OBJECTIVE -> Copy out every line exactly, passing over the pictures.

(Figure record extracts)
◇ ◇ ◇

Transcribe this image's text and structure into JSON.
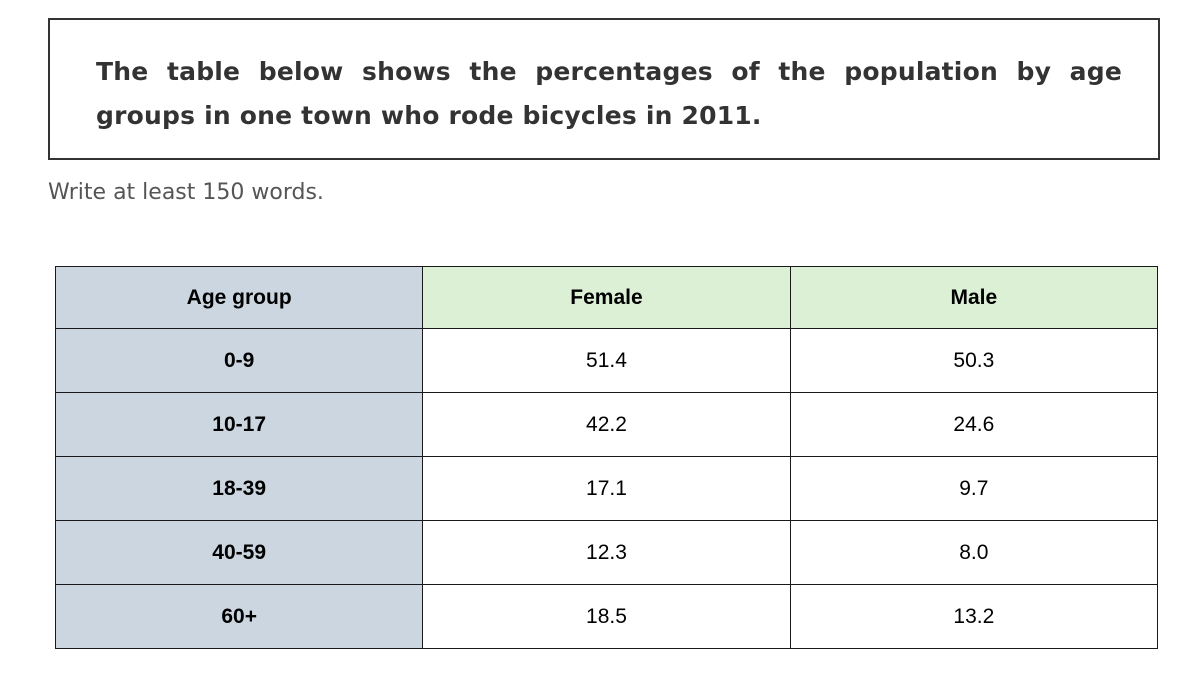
{
  "prompt": {
    "text": "The table below shows the percentages of the population by age groups in one town who rode bicycles in 2011."
  },
  "instruction": "Write at least 150 words.",
  "table": {
    "headers": [
      "Age group",
      "Female",
      "Male"
    ],
    "rows": [
      [
        "0-9",
        "51.4",
        "50.3"
      ],
      [
        "10-17",
        "42.2",
        "24.6"
      ],
      [
        "18-39",
        "17.1",
        "9.7"
      ],
      [
        "40-59",
        "12.3",
        "8.0"
      ],
      [
        "60+",
        "18.5",
        "13.2"
      ]
    ]
  },
  "colors": {
    "age_column": "#cbd6e1",
    "header_green": "#dcf0d5",
    "border": "#1a1a1a"
  }
}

◇ ◇ ◇

TASK RESPONSE ->
Transcribe this image's text and structure into JSON.
{
  "prompt": {
    "text": "The table below shows the percentages of the population by age groups in one town who rode bicycles in 2011."
  },
  "instruction": "Write at least 150 words.",
  "table": {
    "headers": [
      "Age group",
      "Female",
      "Male"
    ],
    "rows": [
      [
        "0-9",
        "51.4",
        "50.3"
      ],
      [
        "10-17",
        "42.2",
        "24.6"
      ],
      [
        "18-39",
        "17.1",
        "9.7"
      ],
      [
        "40-59",
        "12.3",
        "8.0"
      ],
      [
        "60+",
        "18.5",
        "13.2"
      ]
    ]
  },
  "colors": {
    "age_column": "#cbd6e1",
    "header_green": "#dcf0d5",
    "border": "#1a1a1a"
  }
}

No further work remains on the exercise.